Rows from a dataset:
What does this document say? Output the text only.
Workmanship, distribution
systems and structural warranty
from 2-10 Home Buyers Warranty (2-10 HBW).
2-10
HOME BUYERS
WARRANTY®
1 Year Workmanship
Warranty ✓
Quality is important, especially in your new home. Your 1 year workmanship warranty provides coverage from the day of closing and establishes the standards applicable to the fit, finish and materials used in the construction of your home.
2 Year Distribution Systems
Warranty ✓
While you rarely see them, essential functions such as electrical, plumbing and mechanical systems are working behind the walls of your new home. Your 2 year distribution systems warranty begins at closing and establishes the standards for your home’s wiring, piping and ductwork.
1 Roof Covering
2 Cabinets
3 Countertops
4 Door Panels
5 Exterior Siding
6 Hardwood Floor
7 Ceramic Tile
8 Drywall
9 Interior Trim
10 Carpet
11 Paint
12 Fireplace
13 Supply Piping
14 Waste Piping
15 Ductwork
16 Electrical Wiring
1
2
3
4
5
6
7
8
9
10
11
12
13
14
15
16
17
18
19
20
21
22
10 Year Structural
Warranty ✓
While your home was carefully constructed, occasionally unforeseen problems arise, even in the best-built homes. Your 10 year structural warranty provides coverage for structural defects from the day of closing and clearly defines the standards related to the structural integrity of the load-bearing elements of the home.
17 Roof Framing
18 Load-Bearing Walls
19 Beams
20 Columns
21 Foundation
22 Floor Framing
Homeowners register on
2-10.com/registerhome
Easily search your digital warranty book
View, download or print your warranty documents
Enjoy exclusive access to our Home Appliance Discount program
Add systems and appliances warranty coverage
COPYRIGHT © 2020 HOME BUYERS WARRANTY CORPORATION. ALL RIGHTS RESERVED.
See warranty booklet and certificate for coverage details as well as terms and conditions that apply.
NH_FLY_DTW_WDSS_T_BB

*Problem description:*
Take the entries above and transcribe them exactly.

*Task response:*
What does this document say? Output the text only.
Workmanship, distribution
systems and structural warranty
from 2-10 Home Buyers Warranty (2-10 HBW).
2-10
HOME BUYERS
WARRANTY®
1 Year Workmanship
Warranty ✓
Quality is important, especially in your new home. Your 1 year workmanship warranty provides coverage from the day of closing and establishes the standards applicable to the fit, finish and materials used in the construction of your home.
2 Year Distribution Systems
Warranty ✓
While you rarely see them, essential functions such as electrical, plumbing and mechanical systems are working behind the walls of your new home. Your 2 year distribution systems warranty begins at closing and establishes the standards for your home’s wiring, piping and ductwork.
1 Roof Covering
2 Cabinets
3 Countertops
4 Door Panels
5 Exterior Siding
6 Hardwood Floor
7 Ceramic Tile
8 Drywall
9 Interior Trim
10 Carpet
11 Paint
12 Fireplace
13 Supply Piping
14 Waste Piping
15 Ductwork
16 Electrical Wiring
1
2
3
4
5
6
7
8
9
10
11
12
13
14
15
16
17
18
19
20
21
22
10 Year Structural
Warranty ✓
While your home was carefully constructed, occasionally unforeseen problems arise, even in the best-built homes. Your 10 year structural warranty provides coverage for structural defects from the day of closing and clearly defines the standards related to the structural integrity of the load-bearing elements of the home.
17 Roof Framing
18 Load-Bearing Walls
19 Beams
20 Columns
21 Foundation
22 Floor Framing
Homeowners register on
2-10.com/registerhome
Easily search your digital warranty book
View, download or print your warranty documents
Enjoy exclusive access to our Home Appliance Discount program
Add systems and appliances warranty coverage
COPYRIGHT © 2020 HOME BUYERS WARRANTY CORPORATION. ALL RIGHTS RESERVED.
See warranty booklet and certificate for coverage details as well as terms and conditions that apply.
NH_FLY_DTW_WDSS_T_BB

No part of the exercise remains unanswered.